**THE REQUEST:** Write out all of the entries exactly, please.

**DATASET CONTENT:**

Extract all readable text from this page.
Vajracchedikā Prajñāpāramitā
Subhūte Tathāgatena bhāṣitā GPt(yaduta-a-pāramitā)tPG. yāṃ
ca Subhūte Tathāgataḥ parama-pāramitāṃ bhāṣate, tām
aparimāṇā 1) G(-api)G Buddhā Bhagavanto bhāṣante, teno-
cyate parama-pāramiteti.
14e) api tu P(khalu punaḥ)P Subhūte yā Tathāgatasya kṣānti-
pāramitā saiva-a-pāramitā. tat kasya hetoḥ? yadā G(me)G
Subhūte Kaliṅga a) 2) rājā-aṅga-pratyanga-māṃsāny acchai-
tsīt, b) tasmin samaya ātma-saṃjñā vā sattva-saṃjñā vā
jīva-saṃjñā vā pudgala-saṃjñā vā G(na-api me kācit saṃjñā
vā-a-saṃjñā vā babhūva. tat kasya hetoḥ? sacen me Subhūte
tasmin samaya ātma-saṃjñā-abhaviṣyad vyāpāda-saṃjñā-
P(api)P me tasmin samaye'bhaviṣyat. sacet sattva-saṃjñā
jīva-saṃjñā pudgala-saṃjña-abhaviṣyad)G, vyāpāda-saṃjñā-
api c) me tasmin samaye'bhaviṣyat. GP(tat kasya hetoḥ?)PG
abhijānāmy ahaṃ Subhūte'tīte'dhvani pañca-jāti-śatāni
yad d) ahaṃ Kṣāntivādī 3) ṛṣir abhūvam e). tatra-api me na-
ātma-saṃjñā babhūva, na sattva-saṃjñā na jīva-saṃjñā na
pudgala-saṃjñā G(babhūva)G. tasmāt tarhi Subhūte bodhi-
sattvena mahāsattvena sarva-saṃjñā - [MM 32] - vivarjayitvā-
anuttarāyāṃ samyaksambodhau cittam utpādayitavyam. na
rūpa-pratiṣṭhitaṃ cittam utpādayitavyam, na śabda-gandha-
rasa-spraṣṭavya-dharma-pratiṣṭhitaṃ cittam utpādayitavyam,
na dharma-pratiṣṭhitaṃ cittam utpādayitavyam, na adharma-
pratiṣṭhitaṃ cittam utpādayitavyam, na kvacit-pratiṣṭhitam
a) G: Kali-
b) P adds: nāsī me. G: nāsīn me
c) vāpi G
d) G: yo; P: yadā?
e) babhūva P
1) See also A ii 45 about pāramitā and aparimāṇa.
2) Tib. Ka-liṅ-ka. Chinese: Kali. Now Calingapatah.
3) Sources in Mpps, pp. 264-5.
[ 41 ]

**CORRECT RESULT:**
Extract all readable text from this page.
Vajracchedikā Prajñāpāramitā
Subhūte Tathāgatena bhāṣitā GPt(yaduta-a-pāramitā)tPG. yāṃ
ca Subhūte Tathāgataḥ parama-pāramitāṃ bhāṣate, tām
aparimāṇā 1) G(-api)G Buddhā Bhagavanto bhāṣante, teno-
cyate parama-pāramiteti.
14e) api tu P(khalu punaḥ)P Subhūte yā Tathāgatasya kṣānti-
pāramitā saiva-a-pāramitā. tat kasya hetoḥ? yadā G(me)G
Subhūte Kaliṅga a) 2) rājā-aṅga-pratyanga-māṃsāny acchai-
tsīt, b) tasmin samaya ātma-saṃjñā vā sattva-saṃjñā vā
jīva-saṃjñā vā pudgala-saṃjñā vā G(na-api me kācit saṃjñā
vā-a-saṃjñā vā babhūva. tat kasya hetoḥ? sacen me Subhūte
tasmin samaya ātma-saṃjñā-abhaviṣyad vyāpāda-saṃjñā-
P(api)P me tasmin samaye'bhaviṣyat. sacet sattva-saṃjñā
jīva-saṃjñā pudgala-saṃjña-abhaviṣyad)G, vyāpāda-saṃjñā-
api c) me tasmin samaye'bhaviṣyat. GP(tat kasya hetoḥ?)PG
abhijānāmy ahaṃ Subhūte'tīte'dhvani pañca-jāti-śatāni
yad d) ahaṃ Kṣāntivādī 3) ṛṣir abhūvam e). tatra-api me na-
ātma-saṃjñā babhūva, na sattva-saṃjñā na jīva-saṃjñā na
pudgala-saṃjñā G(babhūva)G. tasmāt tarhi Subhūte bodhi-
sattvena mahāsattvena sarva-saṃjñā - [MM 32] - vivarjayitvā-
anuttarāyāṃ samyaksambodhau cittam utpādayitavyam. na
rūpa-pratiṣṭhitaṃ cittam utpādayitavyam, na śabda-gandha-
rasa-spraṣṭavya-dharma-pratiṣṭhitaṃ cittam utpādayitavyam,
na dharma-pratiṣṭhitaṃ cittam utpādayitavyam, na adharma-
pratiṣṭhitaṃ cittam utpādayitavyam, na kvacit-pratiṣṭhitam
a) G: Kali-
b) P adds: nāsī me. G: nāsīn me
c) vāpi G
d) G: yo; P: yadā?
e) babhūva P
1) See also A ii 45 about pāramitā and aparimāṇa.
2) Tib. Ka-liṅ-ka. Chinese: Kali. Now Calingapatah.
3) Sources in Mpps, pp. 264-5.
[ 41 ]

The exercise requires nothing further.